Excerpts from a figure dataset
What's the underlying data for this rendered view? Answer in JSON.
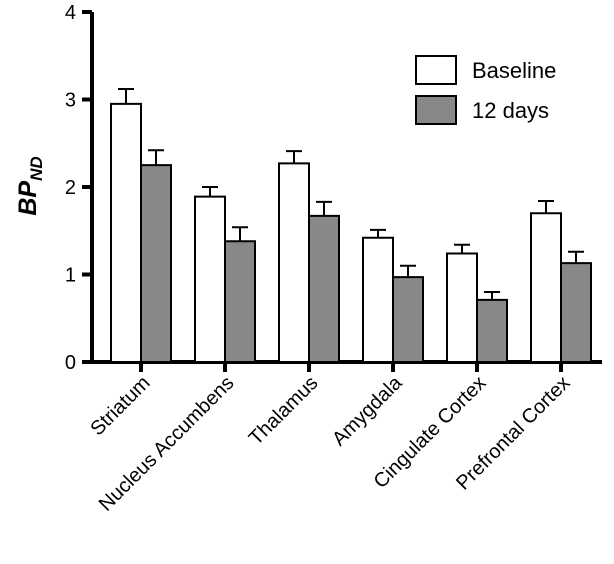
{
  "chart_data": {
    "type": "bar",
    "title": "",
    "xlabel": "",
    "ylabel": "BP",
    "ylabel_subscript": "ND",
    "ylim": [
      0,
      4
    ],
    "yticks": [
      "0",
      "1",
      "2",
      "3",
      "4"
    ],
    "categories": [
      "Striatum",
      "Nucleus Accumbens",
      "Thalamus",
      "Amygdala",
      "Cingulate Cortex",
      "Prefrontal Cortex"
    ],
    "series": [
      {
        "name": "Baseline",
        "color": "#ffffff",
        "values": [
          2.95,
          1.89,
          2.27,
          1.42,
          1.24,
          1.7
        ],
        "errors": [
          0.17,
          0.11,
          0.14,
          0.09,
          0.1,
          0.14
        ]
      },
      {
        "name": "12 days",
        "color": "#888888",
        "values": [
          2.25,
          1.38,
          1.67,
          0.97,
          0.71,
          1.13
        ],
        "errors": [
          0.17,
          0.16,
          0.16,
          0.13,
          0.09,
          0.13
        ]
      }
    ],
    "error_bars": "one-sided (upper)",
    "grid": false,
    "legend_position": "top-right"
  }
}
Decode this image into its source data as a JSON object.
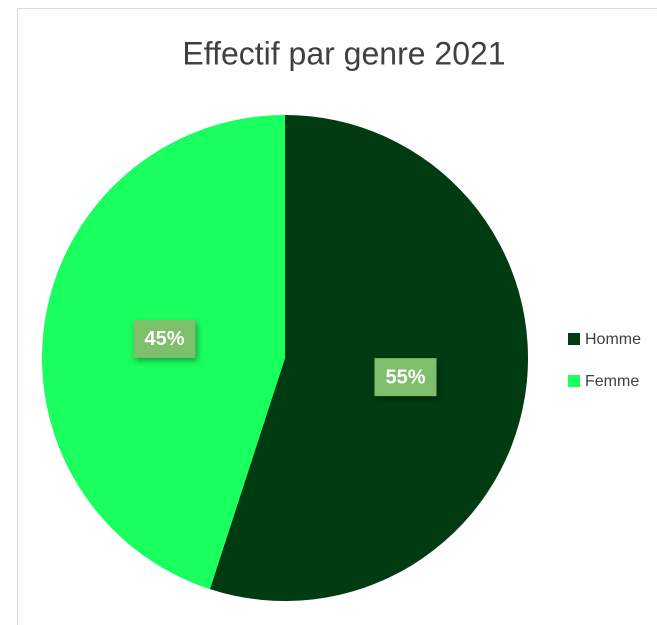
{
  "chart_data": {
    "type": "pie",
    "title": "Effectif par genre 2021",
    "categories": [
      "Homme",
      "Femme"
    ],
    "values": [
      55,
      45
    ],
    "value_labels": [
      "55%",
      "45%"
    ],
    "colors": [
      "#003b12",
      "#19ff5e"
    ],
    "label_color": "#7dbf6b",
    "legend": "right"
  }
}
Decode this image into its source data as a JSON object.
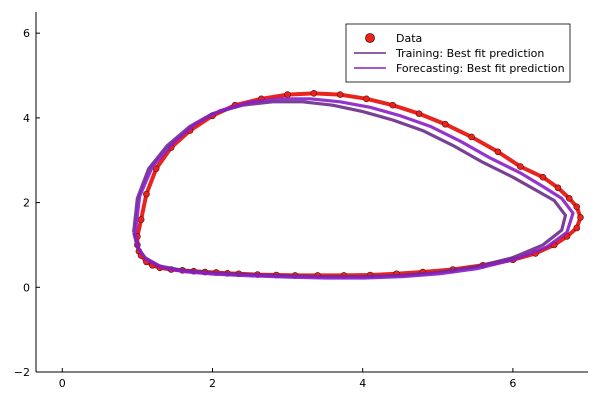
{
  "chart_data": {
    "type": "scatter",
    "title": "",
    "xlabel": "",
    "ylabel": "",
    "xlim": [
      -0.35,
      7.0
    ],
    "ylim": [
      -2.0,
      6.5
    ],
    "xticks": [
      0,
      2,
      4,
      6
    ],
    "yticks": [
      -2,
      0,
      2,
      4,
      6
    ],
    "xtick_labels": [
      "0",
      "2",
      "4",
      "6"
    ],
    "ytick_labels": [
      "−2",
      "0",
      "2",
      "4",
      "6"
    ],
    "grid": false,
    "legend_position": "top-right",
    "series": [
      {
        "name": "Data",
        "kind": "scatter",
        "color": "#e8241c",
        "x": [
          1.0,
          1.02,
          1.05,
          1.12,
          1.2,
          1.3,
          1.45,
          1.6,
          1.75,
          1.9,
          2.05,
          2.2,
          2.35,
          2.6,
          2.85,
          3.1,
          3.4,
          3.75,
          4.1,
          4.45,
          4.8,
          5.2,
          5.6,
          6.0,
          6.3,
          6.55,
          6.72,
          6.85,
          6.9,
          6.85,
          6.75,
          6.6,
          6.4,
          6.1,
          5.8,
          5.45,
          5.1,
          4.75,
          4.4,
          4.05,
          3.7,
          3.35,
          3.0,
          2.65,
          2.3,
          2.0,
          1.7,
          1.45,
          1.25,
          1.12,
          1.05,
          1.0
        ],
        "y": [
          1.0,
          0.85,
          0.75,
          0.6,
          0.52,
          0.46,
          0.42,
          0.4,
          0.38,
          0.36,
          0.35,
          0.33,
          0.32,
          0.3,
          0.29,
          0.28,
          0.28,
          0.28,
          0.29,
          0.32,
          0.36,
          0.42,
          0.52,
          0.65,
          0.8,
          1.0,
          1.2,
          1.4,
          1.65,
          1.9,
          2.1,
          2.35,
          2.6,
          2.85,
          3.2,
          3.55,
          3.85,
          4.1,
          4.3,
          4.45,
          4.55,
          4.58,
          4.55,
          4.45,
          4.3,
          4.05,
          3.7,
          3.3,
          2.8,
          2.2,
          1.6,
          1.2
        ]
      },
      {
        "name": "Training: Best fit prediction",
        "kind": "line",
        "color": "#6a2c8a",
        "x": [
          0.95,
          1.0,
          1.1,
          1.3,
          1.6,
          2.0,
          2.5,
          3.0,
          3.5,
          4.0,
          4.5,
          5.0,
          5.5,
          6.0,
          6.4,
          6.65,
          6.7,
          6.55,
          6.3,
          6.0,
          5.6,
          5.2,
          4.8,
          4.4,
          4.0,
          3.6,
          3.2,
          2.8,
          2.4,
          2.0,
          1.7,
          1.4,
          1.15,
          1.0,
          0.95
        ],
        "y": [
          1.3,
          0.95,
          0.7,
          0.5,
          0.4,
          0.34,
          0.3,
          0.27,
          0.25,
          0.25,
          0.28,
          0.35,
          0.48,
          0.7,
          1.0,
          1.35,
          1.7,
          2.05,
          2.3,
          2.6,
          2.95,
          3.35,
          3.7,
          3.95,
          4.15,
          4.3,
          4.38,
          4.38,
          4.3,
          4.1,
          3.8,
          3.35,
          2.8,
          2.1,
          1.3
        ]
      },
      {
        "name": "Forecasting: Best fit prediction",
        "kind": "line",
        "color": "#8a1ec8",
        "x": [
          0.97,
          1.02,
          1.12,
          1.32,
          1.62,
          2.02,
          2.52,
          3.02,
          3.52,
          4.02,
          4.52,
          5.02,
          5.52,
          6.02,
          6.45,
          6.72,
          6.8,
          6.65,
          6.4,
          6.1,
          5.7,
          5.3,
          4.9,
          4.5,
          4.1,
          3.7,
          3.3,
          2.9,
          2.5,
          2.1,
          1.78,
          1.48,
          1.2,
          1.03,
          0.97
        ],
        "y": [
          1.25,
          0.9,
          0.66,
          0.47,
          0.37,
          0.31,
          0.27,
          0.24,
          0.22,
          0.22,
          0.25,
          0.32,
          0.44,
          0.66,
          0.95,
          1.3,
          1.75,
          2.1,
          2.38,
          2.7,
          3.05,
          3.45,
          3.8,
          4.05,
          4.25,
          4.38,
          4.45,
          4.45,
          4.37,
          4.17,
          3.87,
          3.42,
          2.85,
          2.15,
          1.25
        ]
      }
    ]
  }
}
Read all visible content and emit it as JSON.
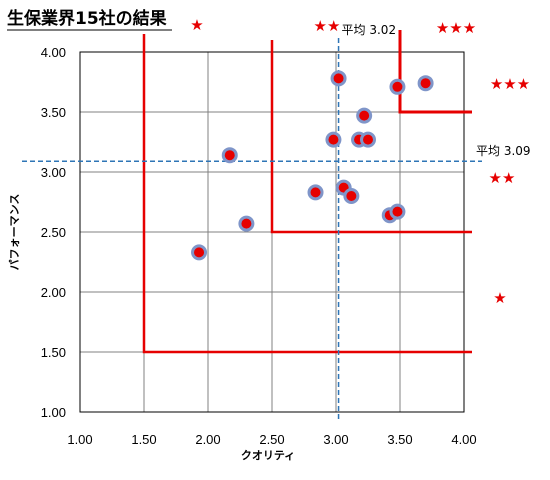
{
  "chart_data": {
    "type": "scatter",
    "title": "生保業界15社の結果",
    "xlabel": "クオリティ",
    "ylabel": "パフォーマンス",
    "xlim": [
      1.0,
      4.0
    ],
    "ylim": [
      1.0,
      4.0
    ],
    "x_ticks": [
      "1.00",
      "1.50",
      "2.00",
      "2.50",
      "3.00",
      "3.50",
      "4.00"
    ],
    "y_ticks": [
      "1.00",
      "1.50",
      "2.00",
      "2.50",
      "3.00",
      "3.50",
      "4.00"
    ],
    "grid": true,
    "points": [
      {
        "x": 1.93,
        "y": 2.33
      },
      {
        "x": 2.17,
        "y": 3.14
      },
      {
        "x": 2.3,
        "y": 2.57
      },
      {
        "x": 2.84,
        "y": 2.83
      },
      {
        "x": 2.98,
        "y": 3.27
      },
      {
        "x": 3.02,
        "y": 3.78
      },
      {
        "x": 3.06,
        "y": 2.87
      },
      {
        "x": 3.12,
        "y": 2.8
      },
      {
        "x": 3.18,
        "y": 3.27
      },
      {
        "x": 3.22,
        "y": 3.47
      },
      {
        "x": 3.25,
        "y": 3.27
      },
      {
        "x": 3.42,
        "y": 2.64
      },
      {
        "x": 3.48,
        "y": 2.67
      },
      {
        "x": 3.48,
        "y": 3.71
      },
      {
        "x": 3.7,
        "y": 3.74
      }
    ],
    "average_x": {
      "value": 3.02,
      "label": "平均 3.02"
    },
    "average_y": {
      "value": 3.09,
      "label": "平均 3.09"
    },
    "zones": [
      {
        "x": 1.5,
        "y": 1.5
      },
      {
        "x": 2.5,
        "y": 2.5
      },
      {
        "x": 3.5,
        "y": 3.5
      }
    ],
    "rating_labels": [
      {
        "text": "★",
        "position": "top, column 1"
      },
      {
        "text": "★★",
        "position": "top, column 2"
      },
      {
        "text": "★★★",
        "position": "top-right"
      },
      {
        "text": "★★★",
        "position": "right, row 1"
      },
      {
        "text": "★★",
        "position": "right, row 2"
      },
      {
        "text": "★",
        "position": "right, row 3"
      }
    ],
    "colors": {
      "point_fill": "#e60000",
      "point_ring": "#7f95c9",
      "zone_line": "#e60000",
      "average_line": "#2e75b6",
      "grid": "#808080"
    }
  }
}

### Given instruction
Only the count is wanted: report how many lines of the material above hold the word "name".

### The response
5